Input:
____________________
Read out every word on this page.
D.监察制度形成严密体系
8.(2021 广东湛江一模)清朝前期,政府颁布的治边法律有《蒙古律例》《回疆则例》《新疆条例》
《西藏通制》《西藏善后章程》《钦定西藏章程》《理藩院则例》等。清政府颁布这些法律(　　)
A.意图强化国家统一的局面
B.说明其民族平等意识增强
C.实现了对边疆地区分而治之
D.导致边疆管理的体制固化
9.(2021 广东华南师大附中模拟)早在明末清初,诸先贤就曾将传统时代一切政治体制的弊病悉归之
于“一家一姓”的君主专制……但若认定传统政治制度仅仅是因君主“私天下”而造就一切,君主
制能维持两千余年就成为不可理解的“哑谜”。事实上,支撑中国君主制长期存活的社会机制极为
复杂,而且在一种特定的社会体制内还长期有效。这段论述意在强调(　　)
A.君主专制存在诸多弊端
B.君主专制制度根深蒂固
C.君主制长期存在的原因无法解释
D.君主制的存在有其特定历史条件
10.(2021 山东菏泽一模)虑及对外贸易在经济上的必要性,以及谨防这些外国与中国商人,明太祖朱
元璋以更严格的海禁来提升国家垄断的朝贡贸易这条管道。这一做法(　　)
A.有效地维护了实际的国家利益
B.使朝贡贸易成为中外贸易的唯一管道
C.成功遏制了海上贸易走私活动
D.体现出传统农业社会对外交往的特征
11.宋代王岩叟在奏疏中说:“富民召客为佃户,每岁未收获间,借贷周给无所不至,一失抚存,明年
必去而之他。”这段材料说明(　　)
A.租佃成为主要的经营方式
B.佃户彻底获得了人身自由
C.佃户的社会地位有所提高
____________________
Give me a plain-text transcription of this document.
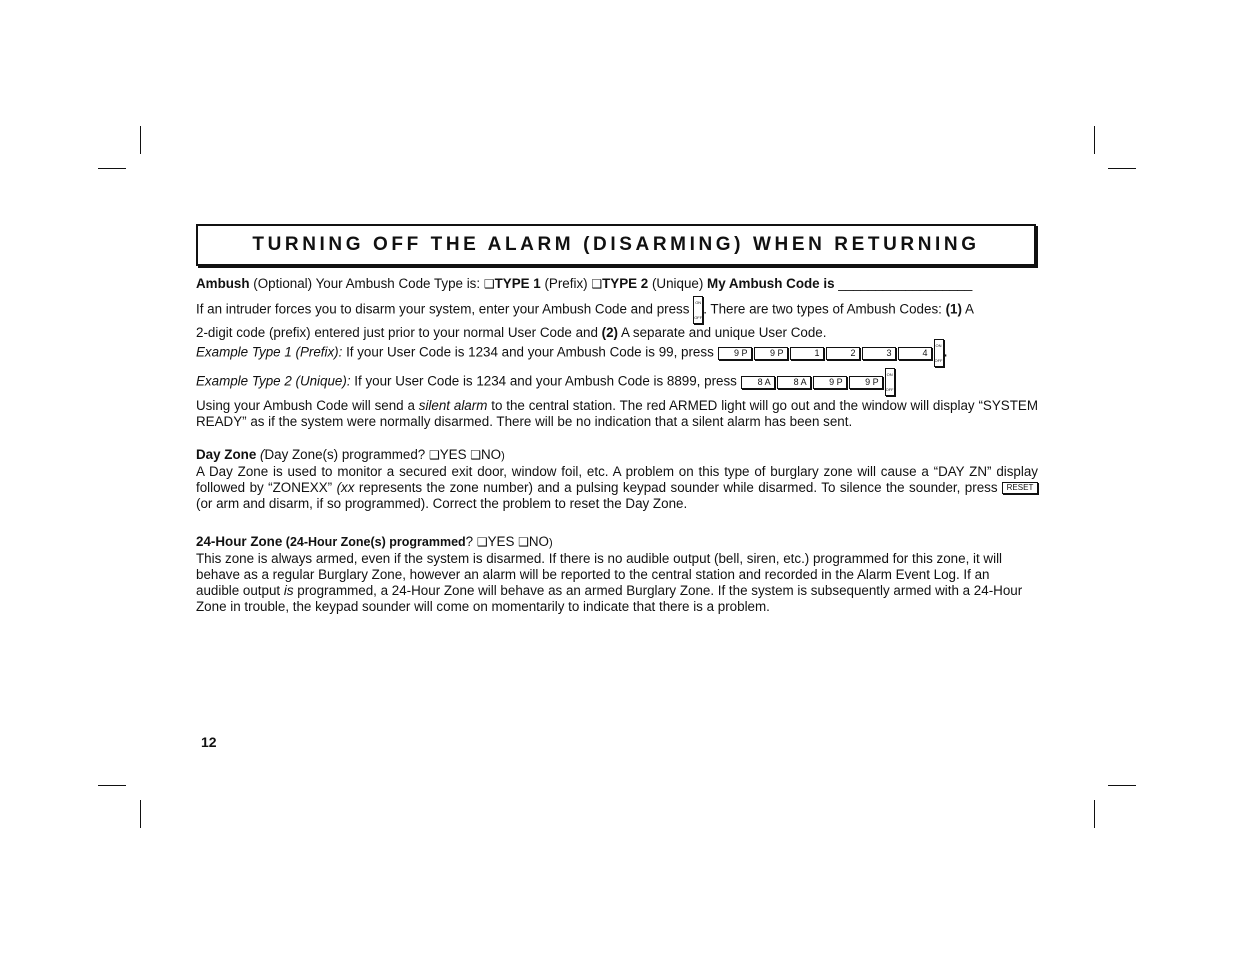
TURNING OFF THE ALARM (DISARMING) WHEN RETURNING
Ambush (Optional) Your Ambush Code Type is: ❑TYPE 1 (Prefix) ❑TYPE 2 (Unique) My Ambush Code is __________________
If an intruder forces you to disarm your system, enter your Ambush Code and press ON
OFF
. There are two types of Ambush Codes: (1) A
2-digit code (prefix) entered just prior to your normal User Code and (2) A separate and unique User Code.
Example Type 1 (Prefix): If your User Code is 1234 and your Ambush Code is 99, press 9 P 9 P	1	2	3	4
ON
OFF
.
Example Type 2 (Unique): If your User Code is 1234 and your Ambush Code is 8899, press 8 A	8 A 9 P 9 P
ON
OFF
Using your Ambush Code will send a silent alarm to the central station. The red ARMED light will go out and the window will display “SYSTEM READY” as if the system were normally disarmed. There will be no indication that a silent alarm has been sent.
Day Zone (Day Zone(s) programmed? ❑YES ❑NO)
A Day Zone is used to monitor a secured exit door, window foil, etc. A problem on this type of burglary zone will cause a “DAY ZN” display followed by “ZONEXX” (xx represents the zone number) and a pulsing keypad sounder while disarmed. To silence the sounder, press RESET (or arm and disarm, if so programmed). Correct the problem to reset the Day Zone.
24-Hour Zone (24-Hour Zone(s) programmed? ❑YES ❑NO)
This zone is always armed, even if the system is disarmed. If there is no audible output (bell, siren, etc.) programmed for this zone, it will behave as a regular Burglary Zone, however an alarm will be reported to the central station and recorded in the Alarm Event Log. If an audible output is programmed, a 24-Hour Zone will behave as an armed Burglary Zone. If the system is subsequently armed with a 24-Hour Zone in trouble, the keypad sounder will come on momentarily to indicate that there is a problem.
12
____________________
To do:
From the listing above, find the number of lines with the word "Example" in them. Answer with the number only.

Finished exercise:
2